_TO DO_
Find the string "Read" in the data, then copy every line where it is found.

(Lines of data)
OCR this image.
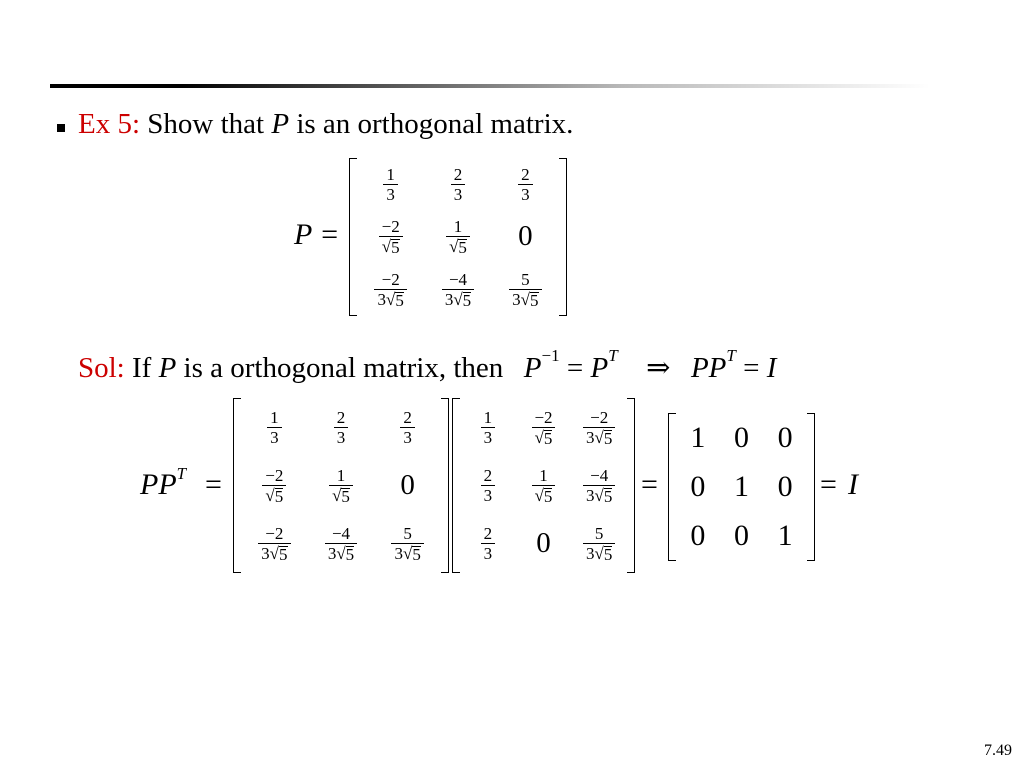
Ex 5: Show that P is an orthogonal matrix.
P =
$\frac{1}{3}$	$\frac{2}{3}$	$\frac{2}{3}$
$\frac{-2}{√ 5}$	$\frac{1}{√ 5} 0$
$\frac{-2}{3 √ 5} \frac{-4}{3 √ 5} \frac{5}{3 √ 5}$
Sol: If P is a orthogonal matrix, then $P^{-1} = P^T$ ⇒ $PP^T = I$
$PP^T$ =
$\frac{1}{3}$	$\frac{2}{3}$	$\frac{2}{3}$
$\frac{-2}{√ 5}$	$\frac{1}{√ 5} 0$
$\frac{-2}{3 √ 5} \frac{-4}{3 √ 5} \frac{5}{3 √ 5}$
$\frac{1}{3} \frac{-2}{√ 5} \frac{-2}{3 √ 5}$
$\frac{2}{3} \frac{1}{√ 5} \frac{-4}{3 √ 5}$
$\frac{2}{3} 0 \frac{5}{3 √ 5}$
=
1 0 0
0 1 0
0 0 1
= I
7.49
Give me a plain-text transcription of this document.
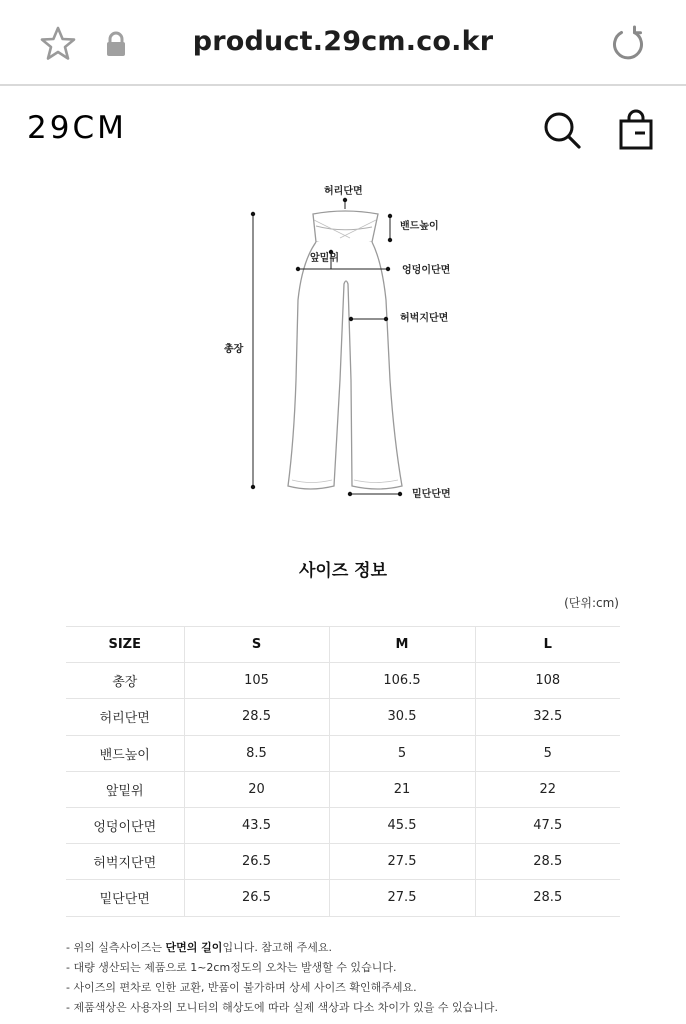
product.29cm.co.kr
29CM
허리단면
밴드높이
앞밑위
엉덩이단면
허벅지단면
총장
밑단단면
사이즈 정보
(단위:cm)
SIZE	S	M	L
총장	105	106.5	108
허리단면	28.5	30.5	32.5
밴드높이	8.5	5	5
앞밑위	20	21	22
엉덩이단면	43.5	45.5	47.5
허벅지단면	26.5	27.5	28.5
밑단단면	26.5	27.5	28.5
- 위의 실측사이즈는 단면의 길이입니다. 참고해 주세요.
- 대량 생산되는 제품으로 1~2cm정도의 오차는 발생할 수 있습니다.
- 사이즈의 편차로 인한 교환, 반품이 불가하며 상세 사이즈 확인해주세요.
- 제품색상은 사용자의 모니터의 해상도에 따라 실제 색상과 다소 차이가 있을 수 있습니다.
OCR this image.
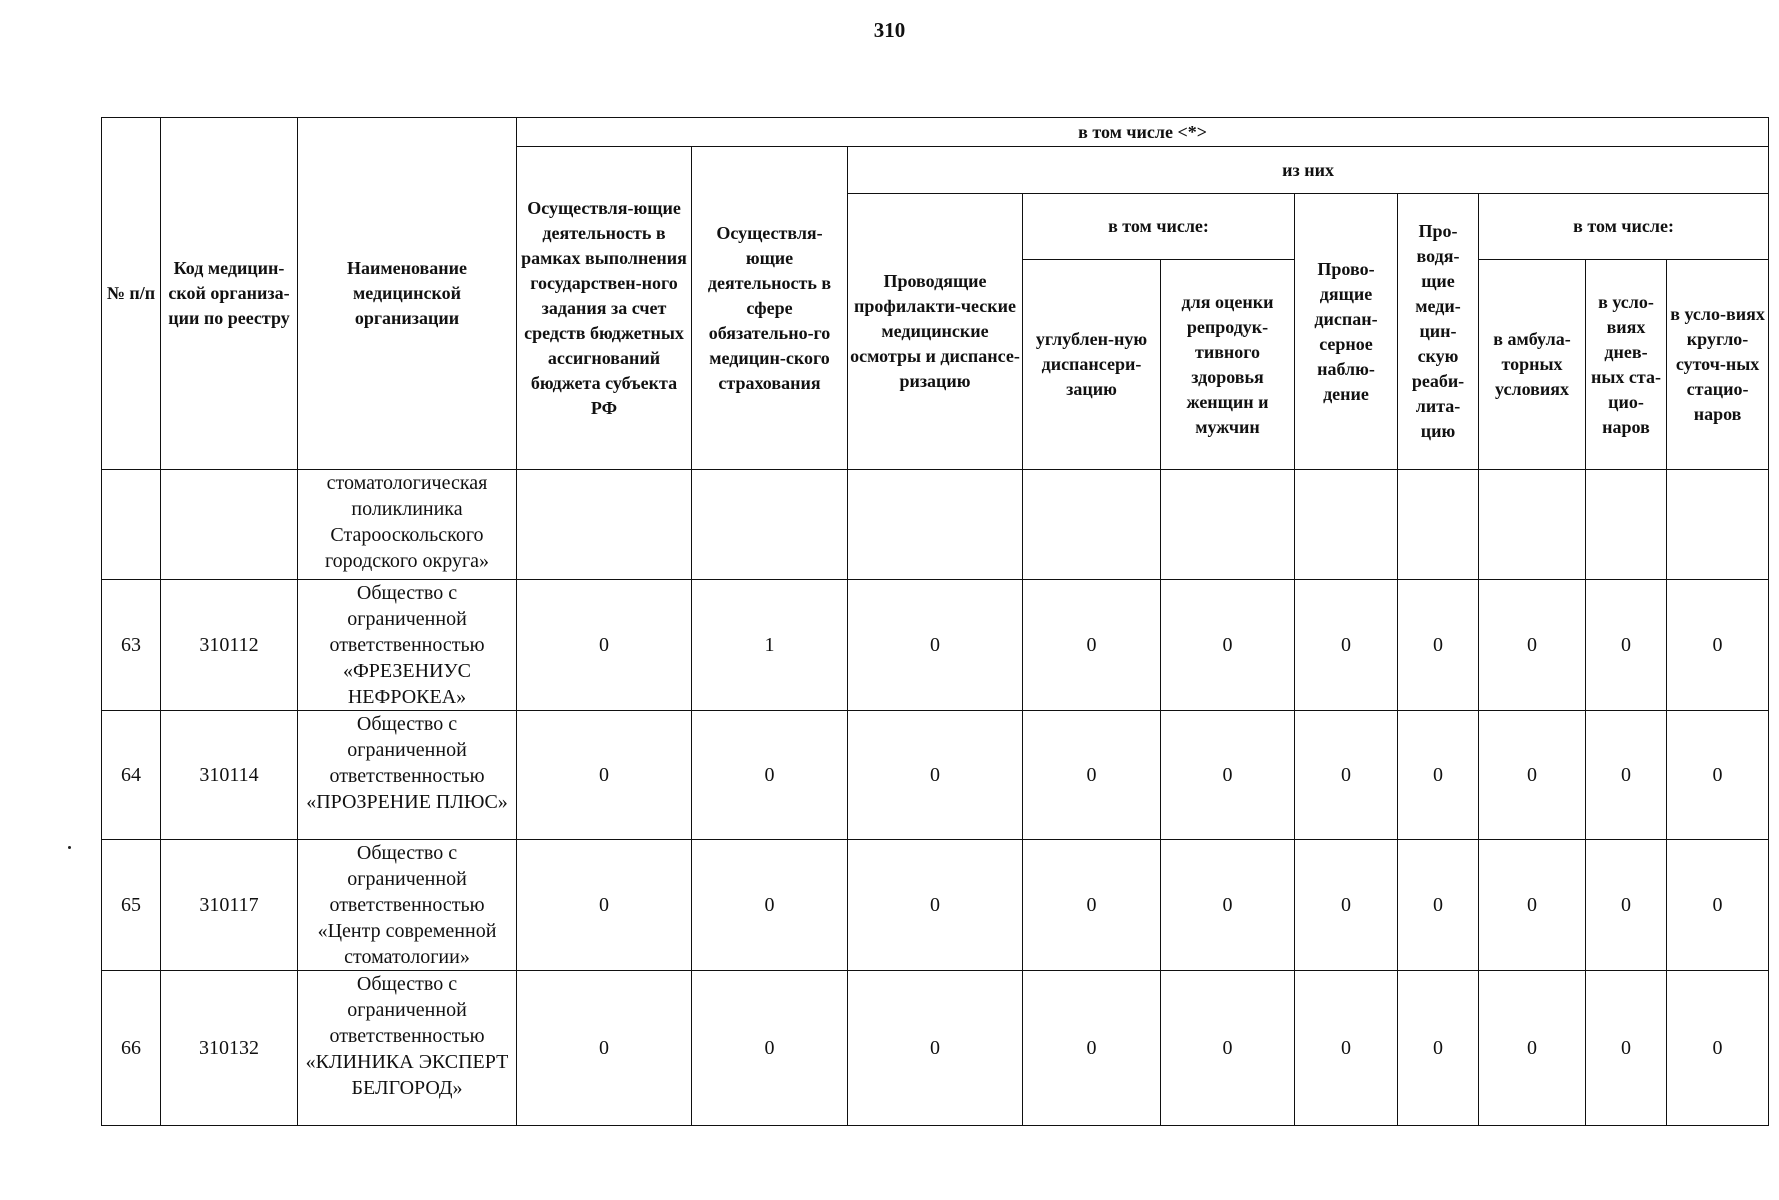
310
№ п/п	Код медицин-ской организа-ции по реестру	Наименование медицинской организации	в том числе <*>									
			Осуществля-ющие деятельность в рамках выполнения государствен-ного задания за счет средств бюджетных ассигнований бюджета субъекта РФ	Осуществля-ющие деятельность в сфере обязательно-го медицин-ского страхования	из них							
					Проводящие профилакти-ческие медицинские осмотры и диспансе-ризацию	в том числе:		Прово-дящие диспан-серное наблю-дение	Про-водя-щие меди-цин-скую реаби-лита-цию	в том числе:		
						углублен-ную диспансери-зацию	для оценки репродук-тивного здоровья женщин и мужчин			в амбула-торных условиях	в усло-виях днев-ных ста-цио-наров	в усло-виях кругло-суточ-ных стацио-наров
		стоматологическая поликлиника Старооскольского городского округа»										
63	310112	Общество с ограниченной ответственностью «ФРЕЗЕНИУС НЕФРОКЕА»	0	1	0	0	0	0	0	0	0	0
64	310114	Общество с ограниченной ответственностью «ПРОЗРЕНИЕ ПЛЮС»	0	0	0	0	0	0	0	0	0	0
65	310117	Общество с ограниченной ответственностью «Центр современной стоматологии»	0	0	0	0	0	0	0	0	0	0
66	310132	Общество с ограниченной ответственностью «КЛИНИКА ЭКСПЕРТ БЕЛГОРОД»	0	0	0	0	0	0	0	0	0	0
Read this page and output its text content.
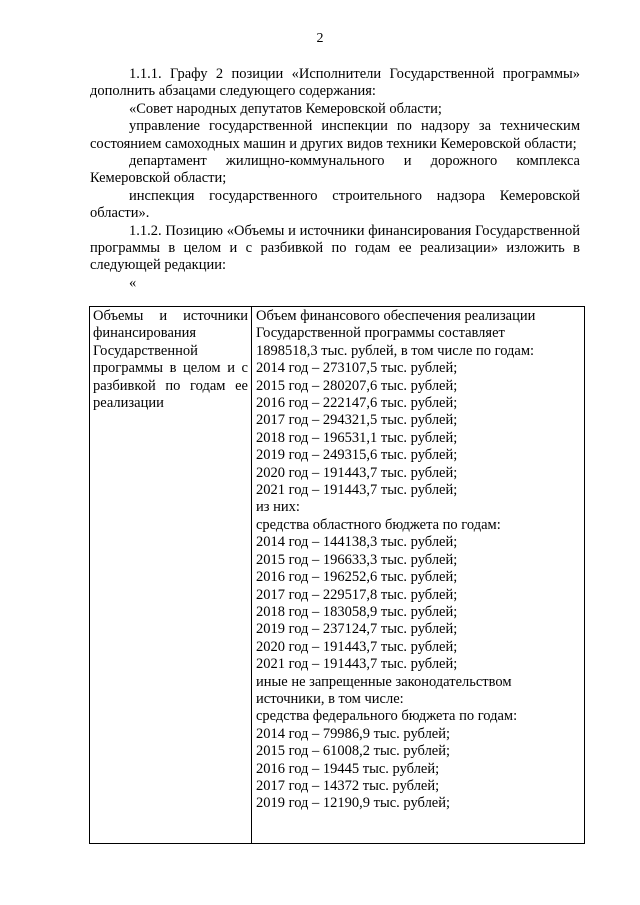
2

1.1.1. Графу 2 позиции «Исполнители Государственной программы» дополнить абзацами следующего содержания:

«Совет народных депутатов Кемеровской области;

управление государственной инспекции по надзору за техническим состоянием самоходных машин и других видов техники Кемеровской области;

департамент жилищно-коммунального и дорожного комплекса Кемеровской области;

инспекция государственного строительного надзора Кемеровской области».

1.1.2. Позицию «Объемы и источники финансирования Государственной программы в целом и с разбивкой по годам ее реализации» изложить в следующей редакции:

«

Объемы и источники финансирования Государственной программы в целом и с разбивкой по годам ее реализации
Объем финансового обеспечения реализации
Государственной программы составляет
1898518,3 тыс. рублей, в том числе по годам:
2014 год – 273107,5 тыс. рублей;
2015 год – 280207,6 тыс. рублей;
2016 год – 222147,6 тыс. рублей;
2017 год – 294321,5 тыс. рублей;
2018 год – 196531,1 тыс. рублей;
2019 год – 249315,6 тыс. рублей;
2020 год – 191443,7 тыс. рублей;
2021 год – 191443,7 тыс. рублей;
из них:
средства областного бюджета по годам:
2014 год – 144138,3 тыс. рублей;
2015 год – 196633,3 тыс. рублей;
2016 год – 196252,6 тыс. рублей;
2017 год – 229517,8 тыс. рублей;
2018 год – 183058,9 тыс. рублей;
2019 год – 237124,7 тыс. рублей;
2020 год – 191443,7 тыс. рублей;
2021 год – 191443,7 тыс. рублей;
иные не запрещенные законодательством
источники, в том числе:
средства федерального бюджета по годам:
2014 год – 79986,9 тыс. рублей;
2015 год – 61008,2 тыс. рублей;
2016 год – 19445 тыс. рублей;
2017 год – 14372 тыс. рублей;
2019 год – 12190,9 тыс. рублей;
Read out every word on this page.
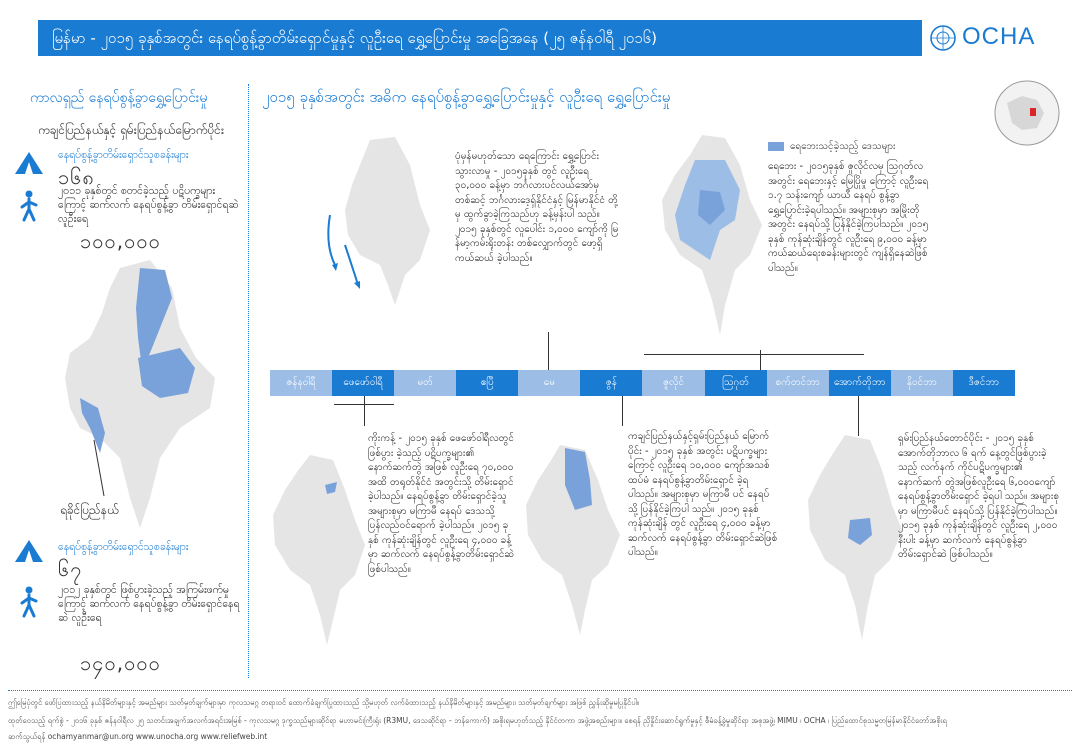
မြန်မာ - ၂၀၁၅ ခုနှစ်အတွင်း နေရပ်စွန့်ခွာတိမ်းရှောင်မှုနှင့် လူဦးရေ ရွှေ့ပြောင်းမှု အခြေအနေ (၂၅ ဇန်နဝါရီ ၂၀၁၆)	OCHA
ကာလရှည် နေရပ်စွန့်ခွာရွှေ့ပြောင်းမှု
ကချင်ပြည်နယ်နှင့် ရှမ်းပြည်နယ်မြောက်ပိုင်း
နေရပ်စွန့်ခွာတိမ်းရှောင်သူစခန်းများ
၁၆၈
၂၀၁၁ ခုနှစ်တွင် စတင်ခဲ့သည့် ပဋိပက္ခများကြောင့် ဆက်လက် နေရပ်စွန့်ခွာ တိမ်းရှောင်ရဆဲ လူဦးရေ
၁၀၀,၀၀၀
ရခိုင်ပြည်နယ်
နေရပ်စွန့်ခွာတိမ်းရှောင်သူစခန်းများ
၆၇
၂၀၁၂ ခုနှစ်တွင် ဖြစ်ပွားခဲ့သည့် အကြမ်းဖက်မှုကြောင့် ဆက်လက် နေရပ်စွန့်ခွာ တိမ်းရှောင်နေရဆဲ လူဦးရေ
၁၄၀,၀၀၀
၂၀၁၅ ခုနှစ်အတွင်း အဓိက နေရပ်စွန့်ခွာရွှေ့ပြောင်းမှုနှင့် လူဦးရေ ရွှေ့ပြောင်းမှု
ပုံမှန်မဟုတ်သော ရေကြောင်း ရွှေ့ပြောင်းသွားလာမှု - ၂၀၁၅ခုနှစ် တွင် လူဦးရေ ၃၀,၀၀၀ ခန့်မှာ ဘင်္ဂလားပင်လယ်အော်မှတစ်ဆင့် ဘင်္ဂလားဒေ့ရှ်နိုင်ငံနှင့် မြန်မာနိုင်ငံ တို့မှ ထွက်ခွာခဲ့ကြသည်ဟု ခန့်မှန်းပါ သည်။ ၂၀၁၅ ခုနှစ်တွင် လူပေါင်း ၁,၀၀၀ ကျော်ကို မြန်မာ့ကမ်းရိုးတန်း တစ်လျှောက်တွင် ဖော့ရှိကယ်ဆယ် ခဲ့ပါသည်။
ရေဘေးသင့်ခဲ့သည့် ဒေသများ
ရေဘေး - ၂၀၁၅ခုနှစ် ဇူလိုင်လမှ ဩဂုတ်လအတွင်း ရေဘေးနှင့် မြေပြိုမှု ကြောင့် လူဦးရေ ၁.၇ သန်းကျော် ယာယီ နေရပ် စွန့်ခွာရွှေ့ပြောင်းခဲ့ရပါသည်။ အများစုမှာ အမြိုးတိုအတွင်း နေရပ်သို့ ပြန်နိုင်ခဲ့ကြပါသည်။ ၂၀၁၅ ခုနှစ် ကုန်ဆုံးချိန်တွင် လူဦးရေ ၉,၀၀၀ ခန့်မှာ ကယ်ဆယ်ရေးစခန်းများတွင် ကျန်ရှိနေဆဲဖြစ်ပါသည်။
ဇန်နဝါရီ	ဖေဖော်ဝါရီ	မတ်	ဧပြီ	မေ	ဇွန်	ဇူလိုင်	ဩဂုတ်	စက်တင်ဘာ	အောက်တိုဘာ	နိုဝင်ဘာ	ဒီဇင်ဘာ
ကိုးကန့် - ၂၀၁၅ ခုနှစ် ဖေဖော်ဝါရီလတွင် ဖြစ်ပွား ခဲ့သည့် ပဋိပက္ခများ၏ နောက်ဆက်တွဲ အဖြစ် လူဦးရေ ၇၀,၀၀၀ အထိ တရုတ်နိုင်ငံ အတွင်းသို့ တိမ်းရှောင်ခဲ့ပါသည်။ နေရပ်စွန့်ခွာ တိမ်းရှောင်ခဲ့သူ အများစုမှာ မကြာမီ နေရပ် ဒေသသို့ ပြန်လည်ဝင်ရောက် ခဲ့ပါသည်။ ၂၀၁၅ ခုနှစ် ကုန်ဆုံးချိန်တွင် လူဦးရေ ၄,၀၀၀ ခန့်မှာ ဆက်လက် နေရပ်စွန့်ခွာတိမ်းရှောင်ဆဲ ဖြစ်ပါသည်။
ကချင်ပြည်နယ်နှင့်ရှမ်းပြည်နယ် မြောက်ပိုင်း - ၂၀၁၅ ခုနှစ် အတွင်း ပဋိပက္ခများကြောင့် လူဦးရေ ၁၀,၀၀၀ ကျော်အသစ် ထပ်မံ နေရပ်စွန့်ခွာတိမ်းရှောင် ခဲ့ရပါသည်။ အများစုမှာ မကြာမီ ပင် နေရပ်သို့ ပြန်နိုင်ခဲ့ကြပါ သည်။ ၂၀၁၅ ခုနှစ် ကုန်ဆုံးချိန် တွင် လူဦးရေ ၄,၀၀၀ ခန့်မှာ ဆက်လက် နေရပ်စွန့်ခွာ တိမ်းရှောင်ဆဲဖြစ်ပါသည်။
ရှမ်းပြည်နယ်တောင်ပိုင်း - ၂၀၁၅ ခုနှစ် အောက်တိုဘာလ ၆ ရက် နေ့တွင်ဖြစ်ပွားခဲ့သည့် လက်နက် ကိုင်ပဋိပက္ခများ၏ နောက်ဆက် တွဲအဖြစ်လူဦးရေ ၆,၀၀၀ကျော် နေရပ်စွန့်ခွာတိမ်းရှောင် ခဲ့ရပါ သည်။ အများစုမှာ မကြာမီပင် နေရပ်သို့ ပြန်နိုင်ခဲ့ကြပါသည်။ ၂၀၁၅ ခုနှစ် ကုန်ဆုံးချိန်တွင် လူဦးရေ ၂,၀၀၀ နီးပါး ခန့်မှာ ဆက်လက် နေရပ်စွန့်ခွာ တိမ်းရှောင်ဆဲ ဖြစ်ပါသည်။

ဤမြေပုံတွင် ဖော်ပြထားသည့် နယ်နိမိတ်များနှင့် အမည်များ သတ်မှတ်ချက်များမှာ ကုလသမဂ္ဂ တရားဝင် ထောက်ခံချက်ပြုထားသည် သို့မဟုတ် လက်ခံထားသည့် နယ်နိမိတ်များနှင့် အမည်များ၊ သတ်မှတ်ချက်များ အဖြစ် ညွှန်းဆိုမှုမပြုနိုင်ပါ။

ထုတ်ဝေသည့် ရက်စွဲ - ၂၀၁၆ ခုနှစ် ဇန်နဝါရီလ ၂၅ သတင်းအချက်အလက်အရင်းအမြစ် - ကုလသမဂ္ဂ ဒုက္ခသည်များဆိုင်ရာ မဟာမင်းကြီးရုံး (R3MU, ဒေသဆိုင်ရာ - ဘန်ကောက်) အစိုးရမဟုတ်သည့် နိုင်ငံတကာ အဖွဲ့အစည်းများ။ စေရန် ညှိနှိုင်းဆောင်ရွက်မှုနှင့် စီမံခန့်ခွဲမှုဆိုင်ရာ အစုအဖွဲ့၊ MIMU ၊ OCHA ၊ ပြည်ထောင်စုသမ္မတမြန်မာနိုင်ငံတော်အစိုးရ

ဆက်သွယ်ရန် ochamyanmar@un.org www.unocha.org www.reliefweb.int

_RESPONSE TO THE EXERCISE_
Read this page and output its text content.
Read out every word on this page.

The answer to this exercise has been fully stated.